> _REQUIRED WORK_
Of the lines in the entries below, state how many hold the word "TetherUS". Say nothing else.

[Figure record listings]

* * *

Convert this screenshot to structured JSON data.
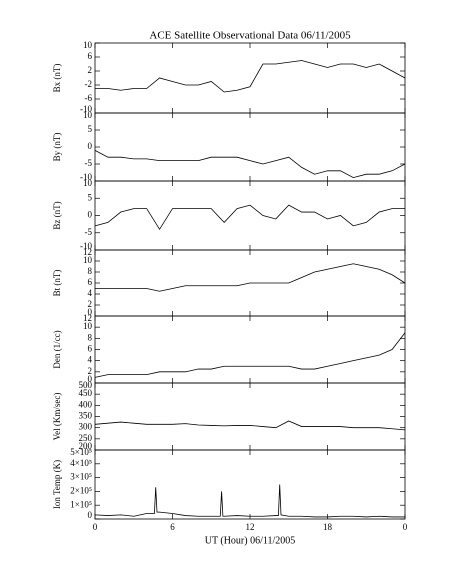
{
  "title": "ACE Satellite Observational Data   06/11/2005",
  "xlabel": "UT (Hour)   06/11/2005",
  "xlim": [
    0,
    24
  ],
  "xticks": [
    0,
    6,
    12,
    18,
    {
      "value": 24,
      "label": "0"
    }
  ],
  "chart_data": [
    {
      "type": "line",
      "ylabel": "Bx (nT)",
      "color": "#000000",
      "ylim": [
        -10,
        10
      ],
      "yticks": [
        -10,
        -6,
        -2,
        2,
        6,
        10
      ],
      "x": [
        0,
        1,
        2,
        3,
        4,
        5,
        6,
        7,
        8,
        9,
        10,
        11,
        12,
        13,
        14,
        15,
        16,
        17,
        18,
        19,
        20,
        21,
        22,
        23,
        24
      ],
      "values": [
        -3,
        -3,
        -3.5,
        -3,
        -3,
        0,
        -1,
        -2,
        -2,
        -1,
        -4,
        -3.5,
        -2.5,
        4,
        4,
        4.5,
        5,
        4,
        3,
        4,
        4,
        3,
        4,
        2,
        0
      ]
    },
    {
      "type": "line",
      "ylabel": "By (nT)",
      "color": "#000000",
      "ylim": [
        -10,
        10
      ],
      "yticks": [
        -10,
        -5,
        0,
        5,
        10
      ],
      "x": [
        0,
        1,
        2,
        3,
        4,
        5,
        6,
        7,
        8,
        9,
        10,
        11,
        12,
        13,
        14,
        15,
        16,
        17,
        18,
        19,
        20,
        21,
        22,
        23,
        24
      ],
      "values": [
        -1,
        -3,
        -3,
        -3.5,
        -3.5,
        -4,
        -4,
        -4,
        -4,
        -3,
        -3,
        -3,
        -4,
        -5,
        -4,
        -3,
        -6,
        -8,
        -7,
        -7,
        -9,
        -8,
        -8,
        -7,
        -5
      ]
    },
    {
      "type": "line",
      "ylabel": "Bz (nT)",
      "color": "#000000",
      "ylim": [
        -10,
        10
      ],
      "yticks": [
        -10,
        -5,
        0,
        5,
        10
      ],
      "x": [
        0,
        1,
        2,
        3,
        4,
        5,
        6,
        7,
        8,
        9,
        10,
        11,
        12,
        13,
        14,
        15,
        16,
        17,
        18,
        19,
        20,
        21,
        22,
        23,
        24
      ],
      "values": [
        -3,
        -2,
        1,
        2,
        2,
        -4,
        2,
        2,
        2,
        2,
        -2,
        2,
        3,
        0,
        -1,
        3,
        1,
        1,
        -1,
        0,
        -3,
        -2,
        1,
        2,
        2
      ]
    },
    {
      "type": "line",
      "ylabel": "Bt (nT)",
      "color": "#000000",
      "ylim": [
        0,
        12
      ],
      "yticks": [
        0,
        2,
        4,
        6,
        8,
        10,
        12
      ],
      "x": [
        0,
        1,
        2,
        3,
        4,
        5,
        6,
        7,
        8,
        9,
        10,
        11,
        12,
        13,
        14,
        15,
        16,
        17,
        18,
        19,
        20,
        21,
        22,
        23,
        24
      ],
      "values": [
        5,
        5,
        5,
        5,
        5,
        4.5,
        5,
        5.5,
        5.5,
        5.5,
        5.5,
        5.5,
        6,
        6,
        6,
        6,
        7,
        8,
        8.5,
        9,
        9.5,
        9,
        8.5,
        7.5,
        6
      ]
    },
    {
      "type": "line",
      "ylabel": "Den (1/cc)",
      "color": "#000000",
      "ylim": [
        0,
        12
      ],
      "yticks": [
        0,
        2,
        4,
        6,
        8,
        10,
        12
      ],
      "x": [
        0,
        1,
        2,
        3,
        4,
        5,
        6,
        7,
        8,
        9,
        10,
        11,
        12,
        13,
        14,
        15,
        16,
        17,
        18,
        19,
        20,
        21,
        22,
        23,
        24
      ],
      "values": [
        1,
        1.5,
        1.5,
        1.5,
        1.5,
        2,
        2,
        2,
        2.5,
        2.5,
        3,
        3,
        3,
        3,
        3,
        3,
        2.5,
        2.5,
        3,
        3.5,
        4,
        4.5,
        5,
        6,
        9
      ]
    },
    {
      "type": "line",
      "ylabel": "Vel (Km/sec)",
      "color": "#000000",
      "ylim": [
        200,
        500
      ],
      "yticks": [
        200,
        250,
        300,
        350,
        400,
        450,
        500
      ],
      "x": [
        0,
        1,
        2,
        3,
        4,
        5,
        6,
        7,
        8,
        9,
        10,
        11,
        12,
        13,
        14,
        15,
        16,
        17,
        18,
        19,
        20,
        21,
        22,
        23,
        24
      ],
      "values": [
        315,
        320,
        325,
        320,
        315,
        315,
        315,
        318,
        312,
        310,
        308,
        310,
        310,
        305,
        300,
        330,
        305,
        305,
        305,
        305,
        300,
        300,
        300,
        295,
        290
      ]
    },
    {
      "type": "line",
      "ylabel": "Ion Temp (K)",
      "color": "#000000",
      "ylim": [
        0,
        500000
      ],
      "yticks": [
        0,
        {
          "value": 100000,
          "label": "1×10⁵"
        },
        {
          "value": 200000,
          "label": "2×10⁵"
        },
        {
          "value": 300000,
          "label": "3×10⁵"
        },
        {
          "value": 400000,
          "label": "4×10⁵"
        },
        {
          "value": 500000,
          "label": "5×10⁵"
        }
      ],
      "x": [
        0,
        1,
        2,
        3,
        4,
        4.6,
        4.7,
        4.8,
        5,
        6,
        7,
        8,
        9,
        9.7,
        9.8,
        9.9,
        10,
        11,
        12,
        13,
        14,
        14.2,
        14.3,
        14.4,
        15,
        16,
        17,
        18,
        19,
        20,
        21,
        22,
        23,
        24
      ],
      "values": [
        30000,
        25000,
        30000,
        20000,
        40000,
        40000,
        230000,
        50000,
        50000,
        40000,
        25000,
        20000,
        20000,
        20000,
        200000,
        20000,
        20000,
        25000,
        20000,
        20000,
        25000,
        25000,
        250000,
        30000,
        20000,
        20000,
        15000,
        15000,
        20000,
        20000,
        15000,
        20000,
        15000,
        15000
      ]
    }
  ]
}
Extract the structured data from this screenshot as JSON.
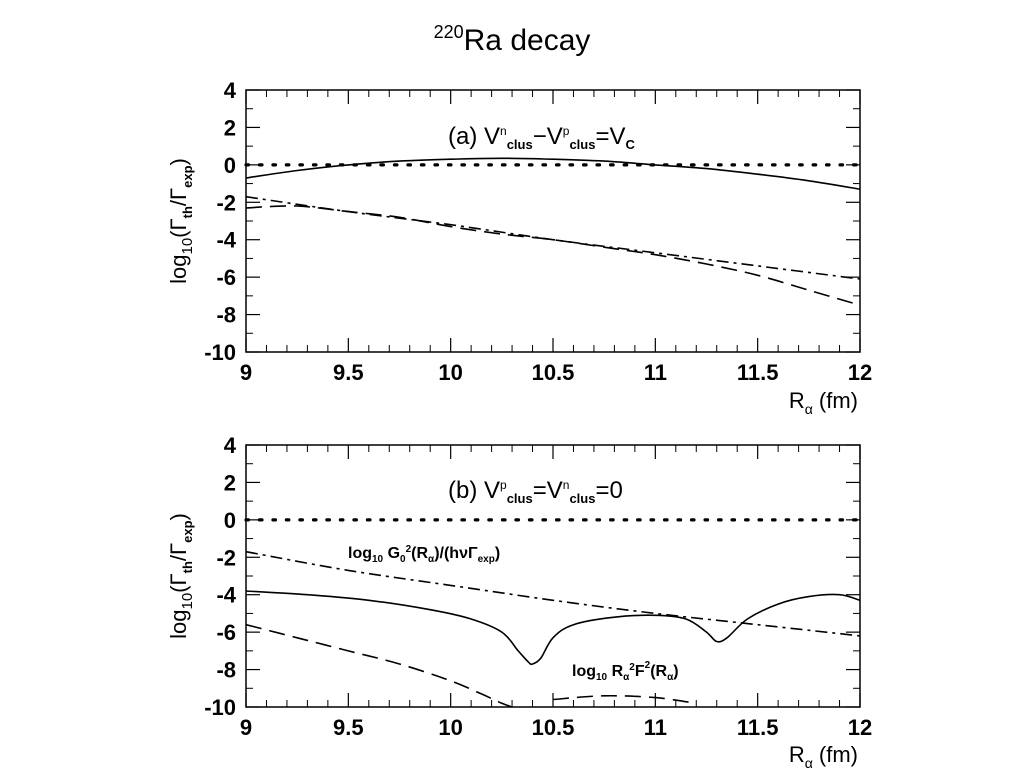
{
  "title": {
    "sup": "220",
    "main": "Ra decay"
  },
  "chart_data": [
    {
      "type": "line",
      "panel_label": "(a) V^n_clus−V^p_clus=V_C",
      "xlabel": "R_α (fm)",
      "ylabel": "log10(Γth/Γexp)",
      "xlim": [
        9,
        12
      ],
      "ylim": [
        -10,
        4
      ],
      "xticks": [
        "9",
        "9.5",
        "10",
        "10.5",
        "11",
        "11.5",
        "12"
      ],
      "yticks": [
        "4",
        "2",
        "0",
        "-2",
        "-4",
        "-6",
        "-8",
        "-10"
      ],
      "grid": false,
      "series": [
        {
          "style": "dotted",
          "x": [
            9,
            12
          ],
          "y": [
            0,
            0
          ]
        },
        {
          "style": "solid",
          "x": [
            9,
            9.25,
            9.5,
            9.75,
            10,
            10.25,
            10.5,
            10.75,
            11,
            11.25,
            11.5,
            11.75,
            12
          ],
          "y": [
            -0.7,
            -0.3,
            0.0,
            0.2,
            0.3,
            0.35,
            0.3,
            0.2,
            0.0,
            -0.2,
            -0.5,
            -0.85,
            -1.3
          ]
        },
        {
          "style": "dash-dot",
          "x": [
            9,
            9.5,
            10,
            10.5,
            11,
            11.5,
            12
          ],
          "y": [
            -1.7,
            -2.5,
            -3.2,
            -4.0,
            -4.7,
            -5.4,
            -6.1
          ]
        },
        {
          "style": "dashed",
          "x": [
            9,
            9.25,
            9.5,
            9.75,
            10,
            10.25,
            10.5,
            10.75,
            11,
            11.25,
            11.5,
            11.75,
            12
          ],
          "y": [
            -2.3,
            -2.2,
            -2.5,
            -2.8,
            -3.3,
            -3.7,
            -4.0,
            -4.4,
            -4.8,
            -5.3,
            -5.9,
            -6.7,
            -7.5
          ]
        }
      ],
      "annotations": []
    },
    {
      "type": "line",
      "panel_label": "(b) V^p_clus=V^n_clus=0",
      "xlabel": "R_α (fm)",
      "ylabel": "log10(Γth/Γexp)",
      "xlim": [
        9,
        12
      ],
      "ylim": [
        -10,
        4
      ],
      "xticks": [
        "9",
        "9.5",
        "10",
        "10.5",
        "11",
        "11.5",
        "12"
      ],
      "yticks": [
        "4",
        "2",
        "0",
        "-2",
        "-4",
        "-6",
        "-8",
        "-10"
      ],
      "grid": false,
      "series": [
        {
          "style": "dotted",
          "x": [
            9,
            12
          ],
          "y": [
            0,
            0
          ]
        },
        {
          "style": "dash-dot",
          "x": [
            9,
            9.5,
            10,
            10.5,
            11,
            11.5,
            12
          ],
          "y": [
            -1.7,
            -2.7,
            -3.5,
            -4.3,
            -5.0,
            -5.6,
            -6.2
          ]
        },
        {
          "style": "solid",
          "x": [
            9,
            9.3,
            9.6,
            9.9,
            10.1,
            10.25,
            10.33,
            10.38,
            10.4,
            10.44,
            10.5,
            10.6,
            10.8,
            11.0,
            11.15,
            11.25,
            11.3,
            11.35,
            11.45,
            11.6,
            11.75,
            11.9,
            12
          ],
          "y": [
            -3.8,
            -4.0,
            -4.3,
            -4.8,
            -5.3,
            -6.0,
            -7.0,
            -7.6,
            -7.7,
            -7.4,
            -6.3,
            -5.6,
            -5.2,
            -5.1,
            -5.3,
            -6.0,
            -6.5,
            -6.3,
            -5.3,
            -4.5,
            -4.1,
            -4.0,
            -4.3
          ]
        },
        {
          "style": "dashed",
          "x": [
            9,
            9.25,
            9.5,
            9.75,
            10,
            10.15,
            10.25,
            10.3
          ],
          "y": [
            -5.6,
            -6.3,
            -7.0,
            -7.7,
            -8.6,
            -9.3,
            -9.8,
            -10.0
          ]
        },
        {
          "style": "dashed",
          "x": [
            10.5,
            10.75,
            11.0,
            11.2
          ],
          "y": [
            -9.6,
            -9.4,
            -9.5,
            -9.8
          ]
        }
      ],
      "annotations": [
        "log10 G0²(Rα)/(hνΓexp)",
        "log10 Rα²F²(Rα)"
      ]
    }
  ]
}
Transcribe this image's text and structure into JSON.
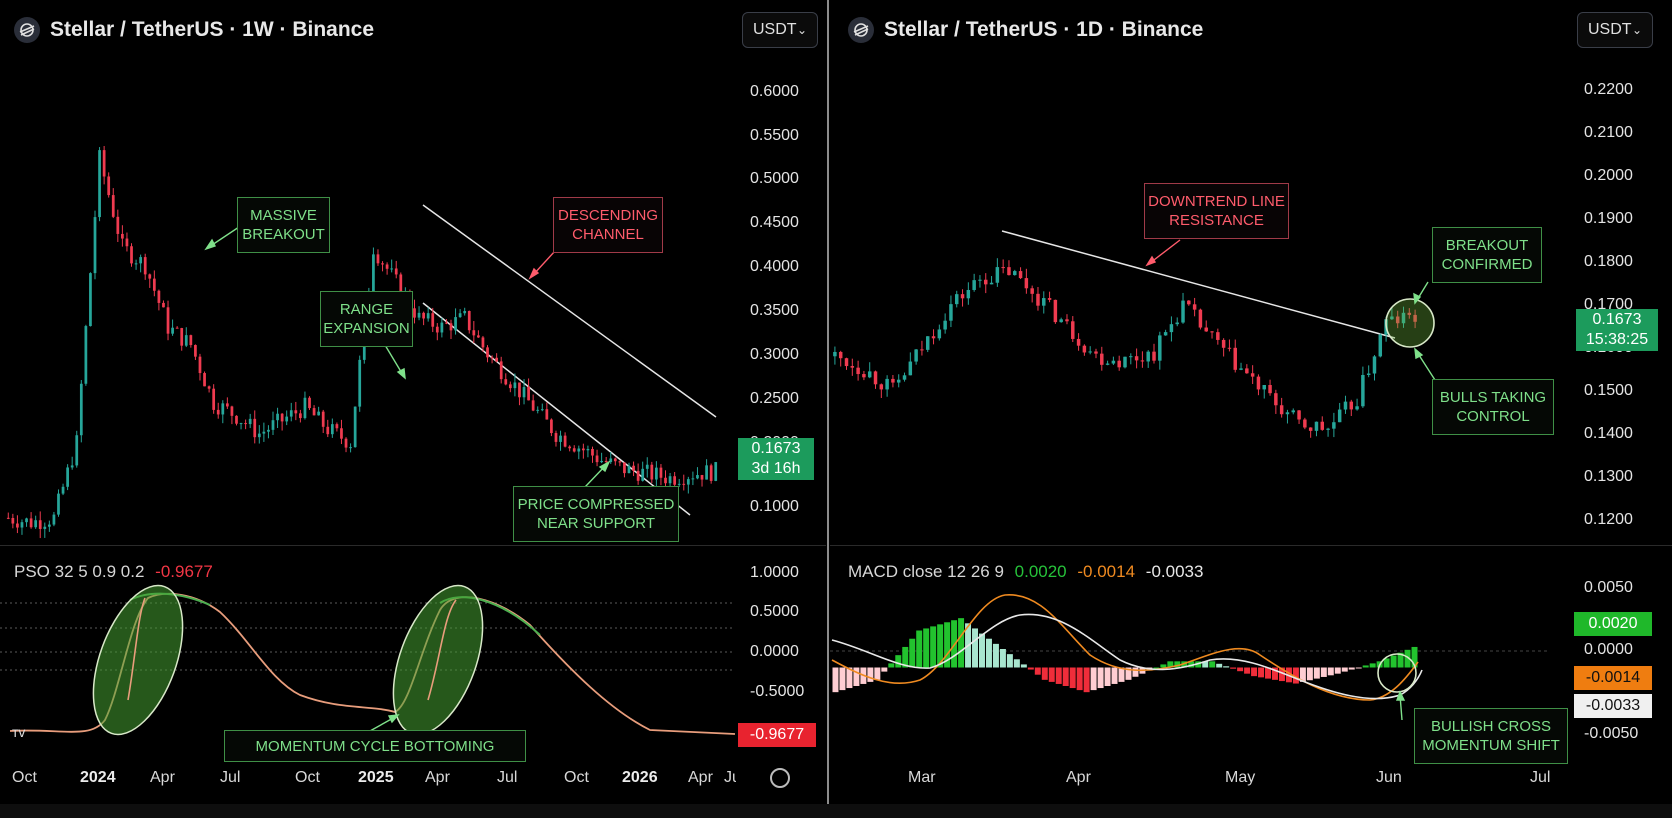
{
  "left": {
    "title": "Stellar / TetherUS · 1W · Binance",
    "currency": "USDT",
    "price_badge": {
      "price": "0.1673",
      "countdown": "3d 16h"
    },
    "indicator": {
      "name": "PSO 32 5 0.9 0.2",
      "value": "-0.9677"
    },
    "indicator_badge": "-0.9677",
    "annotations": {
      "massive_breakout": "MASSIVE\nBREAKOUT",
      "range_expansion": "RANGE\nEXPANSION",
      "descending_channel": "DESCENDING\nCHANNEL",
      "price_compressed": "PRICE COMPRESSED\nNEAR SUPPORT",
      "momentum_cycle": "MOMENTUM CYCLE BOTTOMING"
    }
  },
  "right": {
    "title": "Stellar / TetherUS · 1D · Binance",
    "currency": "USDT",
    "price_badge": {
      "price": "0.1673",
      "countdown": "15:38:25"
    },
    "indicator": {
      "name": "MACD close 12 26 9",
      "v1": "0.0020",
      "v2": "-0.0014",
      "v3": "-0.0033"
    },
    "macd_badges": {
      "hist": "0.0020",
      "macd": "-0.0014",
      "signal": "-0.0033"
    },
    "annotations": {
      "downtrend": "DOWNTREND LINE\nRESISTANCE",
      "breakout": "BREAKOUT\nCONFIRMED",
      "bulls": "BULLS TAKING\nCONTROL",
      "bullish_cross": "BULLISH CROSS\nMOMENTUM SHIFT"
    }
  },
  "colors": {
    "up": "#26a69a",
    "down": "#ef3b50",
    "annotation_green": "#7fe08a",
    "annotation_red": "#ff5c6c",
    "badge": "#1c9b5c"
  },
  "chart_data": [
    {
      "type": "candlestick",
      "title": "Stellar / TetherUS · 1W · Binance",
      "y_ticks": [
        "0.6000",
        "0.5500",
        "0.5000",
        "0.4500",
        "0.4000",
        "0.3500",
        "0.3000",
        "0.2500",
        "0.2000",
        "0.1000"
      ],
      "x_ticks": [
        "Oct",
        "2024",
        "Apr",
        "Jul",
        "Oct",
        "2025",
        "Apr",
        "Jul",
        "Oct",
        "2026",
        "Apr",
        "Jul"
      ],
      "ylim": [
        0.09,
        0.62
      ],
      "x": [
        "2023-09",
        "2023-10",
        "2023-11",
        "2023-12",
        "2024-01",
        "2024-02",
        "2024-03",
        "2024-04",
        "2024-05",
        "2024-06",
        "2024-07",
        "2024-08",
        "2024-09",
        "2024-10",
        "2024-11",
        "2024-12",
        "2025-01",
        "2025-02",
        "2025-03",
        "2025-04",
        "2025-05",
        "2025-06",
        "2025-07",
        "2025-08",
        "2025-09",
        "2025-10",
        "2025-11",
        "2025-12",
        "2026-01",
        "2026-02",
        "2026-03",
        "2026-04"
      ],
      "close": [
        0.115,
        0.11,
        0.115,
        0.2,
        0.52,
        0.42,
        0.4,
        0.33,
        0.31,
        0.245,
        0.23,
        0.21,
        0.225,
        0.24,
        0.215,
        0.2,
        0.42,
        0.38,
        0.34,
        0.33,
        0.34,
        0.3,
        0.27,
        0.24,
        0.21,
        0.195,
        0.18,
        0.17,
        0.165,
        0.16,
        0.165,
        0.1673
      ],
      "last_price": 0.1673
    },
    {
      "type": "line",
      "title": "PSO 32 5 0.9 0.2",
      "y_ticks": [
        "1.0000",
        "0.5000",
        "0.0000",
        "-0.5000"
      ],
      "ylim": [
        -1.2,
        1.2
      ],
      "x": [
        "2023-09",
        "2023-11",
        "2024-01",
        "2024-02",
        "2024-03",
        "2024-05",
        "2024-07",
        "2024-09",
        "2024-11",
        "2024-12",
        "2025-01",
        "2025-02",
        "2025-03",
        "2025-05",
        "2025-07",
        "2025-09",
        "2025-11",
        "2026-01",
        "2026-04"
      ],
      "values": [
        -0.95,
        -0.97,
        -0.9,
        0.0,
        0.7,
        0.75,
        0.4,
        -0.2,
        -0.6,
        -0.75,
        -0.8,
        0.2,
        0.7,
        0.7,
        0.5,
        -0.3,
        -0.85,
        -0.95,
        -0.9677
      ]
    },
    {
      "type": "candlestick",
      "title": "Stellar / TetherUS · 1D · Binance",
      "y_ticks": [
        "0.2200",
        "0.2100",
        "0.2000",
        "0.1900",
        "0.1800",
        "0.1700",
        "0.1600",
        "0.1500",
        "0.1400",
        "0.1300",
        "0.1200"
      ],
      "x_ticks": [
        "Mar",
        "Apr",
        "May",
        "Jun",
        "Jul"
      ],
      "ylim": [
        0.115,
        0.225
      ],
      "close": [
        0.158,
        0.155,
        0.15,
        0.16,
        0.17,
        0.176,
        0.178,
        0.172,
        0.165,
        0.158,
        0.157,
        0.159,
        0.17,
        0.162,
        0.155,
        0.148,
        0.142,
        0.141,
        0.148,
        0.166,
        0.1673
      ],
      "last_price": 0.1673
    },
    {
      "type": "line",
      "title": "MACD close 12 26 9",
      "series": [
        {
          "name": "MACD",
          "values": [
            -0.001,
            -0.0025,
            0.0005,
            0.004,
            0.0045,
            0.002,
            -0.0015,
            -0.003,
            -0.0015,
            -0.0005,
            -0.0025,
            -0.0045,
            -0.005,
            -0.004,
            -0.0014
          ]
        },
        {
          "name": "Signal",
          "values": [
            0.001,
            -0.0015,
            -0.0025,
            0.0,
            0.003,
            0.003,
            0.0005,
            -0.002,
            -0.002,
            -0.001,
            -0.0018,
            -0.0032,
            -0.0045,
            -0.0045,
            -0.0033
          ]
        }
      ],
      "y_ticks": [
        "0.0050",
        "0.0000",
        "-0.0050"
      ],
      "ylim": [
        -0.0075,
        0.0075
      ]
    }
  ]
}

* * *

> _EXPECTED ANSWER_
4